▸ **BRIEF**: Every entry must be echoed exactly.

Data listing:

+-------+

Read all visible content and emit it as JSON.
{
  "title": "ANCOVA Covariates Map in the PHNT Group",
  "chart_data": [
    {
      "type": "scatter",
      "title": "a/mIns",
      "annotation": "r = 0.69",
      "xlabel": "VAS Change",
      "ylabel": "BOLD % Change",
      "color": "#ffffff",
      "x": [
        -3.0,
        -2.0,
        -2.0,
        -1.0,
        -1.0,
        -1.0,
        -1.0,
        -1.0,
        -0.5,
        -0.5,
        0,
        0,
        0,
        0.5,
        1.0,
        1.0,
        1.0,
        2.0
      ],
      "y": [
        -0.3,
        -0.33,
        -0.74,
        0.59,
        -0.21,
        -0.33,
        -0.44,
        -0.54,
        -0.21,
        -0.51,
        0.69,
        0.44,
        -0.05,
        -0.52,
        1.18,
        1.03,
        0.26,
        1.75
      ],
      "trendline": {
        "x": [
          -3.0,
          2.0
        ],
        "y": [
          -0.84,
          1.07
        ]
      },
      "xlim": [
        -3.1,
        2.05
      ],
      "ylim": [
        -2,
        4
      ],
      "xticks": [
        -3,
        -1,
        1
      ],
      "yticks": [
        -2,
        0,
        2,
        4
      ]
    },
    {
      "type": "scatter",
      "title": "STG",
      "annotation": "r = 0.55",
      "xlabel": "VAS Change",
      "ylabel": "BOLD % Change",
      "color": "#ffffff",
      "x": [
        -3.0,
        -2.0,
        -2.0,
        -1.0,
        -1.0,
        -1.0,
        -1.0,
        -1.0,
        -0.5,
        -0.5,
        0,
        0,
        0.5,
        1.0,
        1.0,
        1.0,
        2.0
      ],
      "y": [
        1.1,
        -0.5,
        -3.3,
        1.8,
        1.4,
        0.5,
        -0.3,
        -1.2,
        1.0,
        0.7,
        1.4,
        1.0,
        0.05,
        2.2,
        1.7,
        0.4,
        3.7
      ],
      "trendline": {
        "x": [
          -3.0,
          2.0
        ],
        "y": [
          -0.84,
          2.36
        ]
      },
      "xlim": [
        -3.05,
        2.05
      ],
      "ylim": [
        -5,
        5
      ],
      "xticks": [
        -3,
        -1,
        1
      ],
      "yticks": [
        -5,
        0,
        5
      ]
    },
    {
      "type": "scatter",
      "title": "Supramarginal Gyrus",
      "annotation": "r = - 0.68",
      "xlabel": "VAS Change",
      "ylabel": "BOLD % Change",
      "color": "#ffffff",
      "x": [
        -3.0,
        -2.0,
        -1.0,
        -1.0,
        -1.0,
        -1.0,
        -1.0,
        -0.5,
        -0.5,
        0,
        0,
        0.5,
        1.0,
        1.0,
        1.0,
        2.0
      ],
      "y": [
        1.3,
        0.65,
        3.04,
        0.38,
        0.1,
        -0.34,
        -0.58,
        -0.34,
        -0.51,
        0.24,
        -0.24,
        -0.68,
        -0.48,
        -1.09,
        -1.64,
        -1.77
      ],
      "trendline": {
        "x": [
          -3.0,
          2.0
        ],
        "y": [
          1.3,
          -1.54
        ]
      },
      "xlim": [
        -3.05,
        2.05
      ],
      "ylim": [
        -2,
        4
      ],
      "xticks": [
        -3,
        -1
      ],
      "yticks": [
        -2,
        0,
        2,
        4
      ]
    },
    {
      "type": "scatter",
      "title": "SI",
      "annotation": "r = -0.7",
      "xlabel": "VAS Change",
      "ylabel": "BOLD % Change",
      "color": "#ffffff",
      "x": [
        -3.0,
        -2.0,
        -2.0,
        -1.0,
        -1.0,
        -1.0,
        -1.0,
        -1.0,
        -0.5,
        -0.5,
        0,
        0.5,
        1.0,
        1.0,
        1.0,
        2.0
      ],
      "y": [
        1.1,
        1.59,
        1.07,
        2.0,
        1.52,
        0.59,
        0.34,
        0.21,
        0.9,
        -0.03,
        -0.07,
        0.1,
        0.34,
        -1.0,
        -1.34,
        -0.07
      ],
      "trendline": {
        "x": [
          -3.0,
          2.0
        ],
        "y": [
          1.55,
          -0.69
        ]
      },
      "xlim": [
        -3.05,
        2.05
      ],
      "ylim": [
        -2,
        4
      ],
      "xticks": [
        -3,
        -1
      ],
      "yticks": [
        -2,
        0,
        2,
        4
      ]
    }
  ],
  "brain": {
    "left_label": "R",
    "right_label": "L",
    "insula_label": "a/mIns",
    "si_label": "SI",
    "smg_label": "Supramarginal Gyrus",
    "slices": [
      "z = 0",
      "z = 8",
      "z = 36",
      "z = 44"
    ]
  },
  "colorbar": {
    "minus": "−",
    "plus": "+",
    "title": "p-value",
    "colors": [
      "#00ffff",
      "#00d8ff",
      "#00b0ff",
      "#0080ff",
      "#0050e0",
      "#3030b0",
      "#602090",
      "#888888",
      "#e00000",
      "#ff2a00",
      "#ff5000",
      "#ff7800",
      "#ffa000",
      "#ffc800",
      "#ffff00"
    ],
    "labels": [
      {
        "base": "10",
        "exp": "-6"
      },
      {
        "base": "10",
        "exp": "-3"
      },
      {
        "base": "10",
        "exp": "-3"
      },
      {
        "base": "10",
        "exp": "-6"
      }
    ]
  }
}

+-------+

▸ **REPLY**:
Read all visible content and emit it as JSON.
{
  "title": "ANCOVA Covariates Map in the PHNT Group",
  "chart_data": [
    {
      "type": "scatter",
      "title": "a/mIns",
      "annotation": "r = 0.69",
      "xlabel": "VAS Change",
      "ylabel": "BOLD % Change",
      "color": "#ffffff",
      "x": [
        -3.0,
        -2.0,
        -2.0,
        -1.0,
        -1.0,
        -1.0,
        -1.0,
        -1.0,
        -0.5,
        -0.5,
        0,
        0,
        0,
        0.5,
        1.0,
        1.0,
        1.0,
        2.0
      ],
      "y": [
        -0.3,
        -0.33,
        -0.74,
        0.59,
        -0.21,
        -0.33,
        -0.44,
        -0.54,
        -0.21,
        -0.51,
        0.69,
        0.44,
        -0.05,
        -0.52,
        1.18,
        1.03,
        0.26,
        1.75
      ],
      "trendline": {
        "x": [
          -3.0,
          2.0
        ],
        "y": [
          -0.84,
          1.07
        ]
      },
      "xlim": [
        -3.1,
        2.05
      ],
      "ylim": [
        -2,
        4
      ],
      "xticks": [
        -3,
        -1,
        1
      ],
      "yticks": [
        -2,
        0,
        2,
        4
      ]
    },
    {
      "type": "scatter",
      "title": "STG",
      "annotation": "r = 0.55",
      "xlabel": "VAS Change",
      "ylabel": "BOLD % Change",
      "color": "#ffffff",
      "x": [
        -3.0,
        -2.0,
        -2.0,
        -1.0,
        -1.0,
        -1.0,
        -1.0,
        -1.0,
        -0.5,
        -0.5,
        0,
        0,
        0.5,
        1.0,
        1.0,
        1.0,
        2.0
      ],
      "y": [
        1.1,
        -0.5,
        -3.3,
        1.8,
        1.4,
        0.5,
        -0.3,
        -1.2,
        1.0,
        0.7,
        1.4,
        1.0,
        0.05,
        2.2,
        1.7,
        0.4,
        3.7
      ],
      "trendline": {
        "x": [
          -3.0,
          2.0
        ],
        "y": [
          -0.84,
          2.36
        ]
      },
      "xlim": [
        -3.05,
        2.05
      ],
      "ylim": [
        -5,
        5
      ],
      "xticks": [
        -3,
        -1,
        1
      ],
      "yticks": [
        -5,
        0,
        5
      ]
    },
    {
      "type": "scatter",
      "title": "Supramarginal Gyrus",
      "annotation": "r = - 0.68",
      "xlabel": "VAS Change",
      "ylabel": "BOLD % Change",
      "color": "#ffffff",
      "x": [
        -3.0,
        -2.0,
        -1.0,
        -1.0,
        -1.0,
        -1.0,
        -1.0,
        -0.5,
        -0.5,
        0,
        0,
        0.5,
        1.0,
        1.0,
        1.0,
        2.0
      ],
      "y": [
        1.3,
        0.65,
        3.04,
        0.38,
        0.1,
        -0.34,
        -0.58,
        -0.34,
        -0.51,
        0.24,
        -0.24,
        -0.68,
        -0.48,
        -1.09,
        -1.64,
        -1.77
      ],
      "trendline": {
        "x": [
          -3.0,
          2.0
        ],
        "y": [
          1.3,
          -1.54
        ]
      },
      "xlim": [
        -3.05,
        2.05
      ],
      "ylim": [
        -2,
        4
      ],
      "xticks": [
        -3,
        -1
      ],
      "yticks": [
        -2,
        0,
        2,
        4
      ]
    },
    {
      "type": "scatter",
      "title": "SI",
      "annotation": "r = -0.7",
      "xlabel": "VAS Change",
      "ylabel": "BOLD % Change",
      "color": "#ffffff",
      "x": [
        -3.0,
        -2.0,
        -2.0,
        -1.0,
        -1.0,
        -1.0,
        -1.0,
        -1.0,
        -0.5,
        -0.5,
        0,
        0.5,
        1.0,
        1.0,
        1.0,
        2.0
      ],
      "y": [
        1.1,
        1.59,
        1.07,
        2.0,
        1.52,
        0.59,
        0.34,
        0.21,
        0.9,
        -0.03,
        -0.07,
        0.1,
        0.34,
        -1.0,
        -1.34,
        -0.07
      ],
      "trendline": {
        "x": [
          -3.0,
          2.0
        ],
        "y": [
          1.55,
          -0.69
        ]
      },
      "xlim": [
        -3.05,
        2.05
      ],
      "ylim": [
        -2,
        4
      ],
      "xticks": [
        -3,
        -1
      ],
      "yticks": [
        -2,
        0,
        2,
        4
      ]
    }
  ],
  "brain": {
    "left_label": "R",
    "right_label": "L",
    "insula_label": "a/mIns",
    "si_label": "SI",
    "smg_label": "Supramarginal Gyrus",
    "slices": [
      "z = 0",
      "z = 8",
      "z = 36",
      "z = 44"
    ]
  },
  "colorbar": {
    "minus": "−",
    "plus": "+",
    "title": "p-value",
    "colors": [
      "#00ffff",
      "#00d8ff",
      "#00b0ff",
      "#0080ff",
      "#0050e0",
      "#3030b0",
      "#602090",
      "#888888",
      "#e00000",
      "#ff2a00",
      "#ff5000",
      "#ff7800",
      "#ffa000",
      "#ffc800",
      "#ffff00"
    ],
    "labels": [
      {
        "base": "10",
        "exp": "-6"
      },
      {
        "base": "10",
        "exp": "-3"
      },
      {
        "base": "10",
        "exp": "-3"
      },
      {
        "base": "10",
        "exp": "-6"
      }
    ]
  }
}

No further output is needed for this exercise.